● SUPPLIED PASSAGE:
----------------

Canning BBQ chicken is a great way to preserve your delicious barbecue for later use. Here’s a step-by-step guide to help you with the process:
Ingredients
- Chicken (breasts, thighs, or a mix)
- BBQ sauce (homemade or store-bought)
- Salt (optional)
- Water or chicken broth
Equipment
- Pressure canner
- Pint or quart canning jars
- Lids and bands
- Jar lifter
- Canning funnel
- Bubble remover tool (or a non-metallic spatula)
- Clean towels
- Pot for boiling water
Instructions
- Prepare the Chicken:
- Trim any excess fat from the chicken.
- Cut the chicken into pieces that will fit well in your jars.
- Prepare the Jars and Lids:
- Sterilize your jars by washing them in hot, soapy water or running them through the dishwasher.
- Keep the jars warm until ready to use to prevent breakage when filling with hot food.
- Prepare the lids according to the manufacturer’s instructions (usually by simmering in hot water, not boiling).
- Pre-cook the Chicken (Optional):
- You can raw pack the chicken, but pre-cooking helps remove some of the fat and makes the process easier.
- You can bake, grill, or boil the chicken until it’s partially cooked.
- Fill the Jars:
- Place the chicken pieces into the jars, leaving about 1 inch of headspace.
- Add 1 teaspoon of salt per quart (optional).
- Pour hot BBQ sauce over the chicken, ensuring there’s still 1 inch of headspace.
- Remove any air bubbles with the bubble remover tool.
- Wipe the rims of the jars with a clean, damp cloth.
- Place the lids on the jars and secure them with the bands until finger-tight.
- Process the Jars:
- Place the jars in the pressure canner according to the manufacturer’s instructions.
- Add water to the canner as directed.
- Secure the lid on the canner and turn up the heat to high.
- Allow the steam to vent for 10 minutes.
- Put the weight on the vent and bring the canner to the correct pressure (usually 10-11 pounds for most altitudes).
- Process pint jars for 75 minutes and quart jars for 90 minutes.
- Cool the Jars:
- Once the processing time is complete, turn off the heat and let the canner cool naturally until the pressure drops to zero.
- Wait an additional 10 minutes before removing the canner lid.
- Carefully remove the jars with the jar lifter and place them on a towel or cooling rack.
- Allow the jars to cool for 12-24 hours undisturbed.
- Check the Seals:
- After the jars have cooled, check the seals by pressing the center of each lid. If the lid doesn’t flex up and down, it’s sealed properly.
- Any jars that haven’t sealed can be refrigerated and used within a few days.
- Label and Store:
- Label your jars with the contents and date.
- Store them in a cool, dark place.
Enjoy your canned BBQ chicken throughout the year!

----------------

● Stored data entries:
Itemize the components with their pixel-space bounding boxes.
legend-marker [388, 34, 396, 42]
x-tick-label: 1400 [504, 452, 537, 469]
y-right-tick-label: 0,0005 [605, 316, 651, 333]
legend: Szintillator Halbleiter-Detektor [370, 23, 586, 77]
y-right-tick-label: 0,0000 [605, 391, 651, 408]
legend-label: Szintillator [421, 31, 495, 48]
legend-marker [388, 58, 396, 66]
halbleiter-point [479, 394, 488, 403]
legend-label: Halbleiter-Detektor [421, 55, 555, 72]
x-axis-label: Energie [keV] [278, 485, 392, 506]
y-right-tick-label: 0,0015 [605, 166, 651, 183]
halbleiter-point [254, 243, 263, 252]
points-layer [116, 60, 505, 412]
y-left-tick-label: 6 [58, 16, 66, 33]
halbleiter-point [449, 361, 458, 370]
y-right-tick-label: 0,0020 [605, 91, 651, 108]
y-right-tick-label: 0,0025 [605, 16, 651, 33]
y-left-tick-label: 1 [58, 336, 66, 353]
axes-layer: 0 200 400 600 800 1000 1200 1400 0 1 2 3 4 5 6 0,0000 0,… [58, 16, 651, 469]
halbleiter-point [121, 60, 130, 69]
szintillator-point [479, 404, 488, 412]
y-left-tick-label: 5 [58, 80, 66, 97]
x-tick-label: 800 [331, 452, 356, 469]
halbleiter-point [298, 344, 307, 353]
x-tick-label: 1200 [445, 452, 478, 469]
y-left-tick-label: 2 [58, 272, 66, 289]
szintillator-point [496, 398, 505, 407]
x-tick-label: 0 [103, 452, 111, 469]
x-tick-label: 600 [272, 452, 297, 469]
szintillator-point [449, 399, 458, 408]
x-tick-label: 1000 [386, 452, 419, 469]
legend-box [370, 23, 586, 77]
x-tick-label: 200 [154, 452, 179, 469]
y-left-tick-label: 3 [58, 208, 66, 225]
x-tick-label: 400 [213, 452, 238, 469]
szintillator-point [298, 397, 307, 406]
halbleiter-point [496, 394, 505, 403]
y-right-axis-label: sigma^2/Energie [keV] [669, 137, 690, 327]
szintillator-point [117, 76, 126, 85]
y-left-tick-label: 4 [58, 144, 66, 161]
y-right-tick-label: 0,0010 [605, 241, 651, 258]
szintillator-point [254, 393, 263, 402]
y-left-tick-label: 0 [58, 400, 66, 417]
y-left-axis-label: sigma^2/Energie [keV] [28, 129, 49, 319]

----------------

● ASSIGNMENT: Duplicate the part of the canning BBQ chicken guide starting with "- Add water" and going on through "drops to zero.".

● SOLUTION TO THE EXERCISE:
- Add water to the canner as directed.
- Secure the lid on the canner and turn up the heat to high.
- Allow the steam to vent for 10 minutes.
- Put the weight on the vent and bring the canner to the correct pressure (usually 10-11 pounds for most altitudes).
- Process pint jars for 75 minutes and quart jars for 90 minutes.
- Cool the Jars:
- Once the processing time is complete, turn off the heat and let the canner cool naturally until the pressure drops to zero.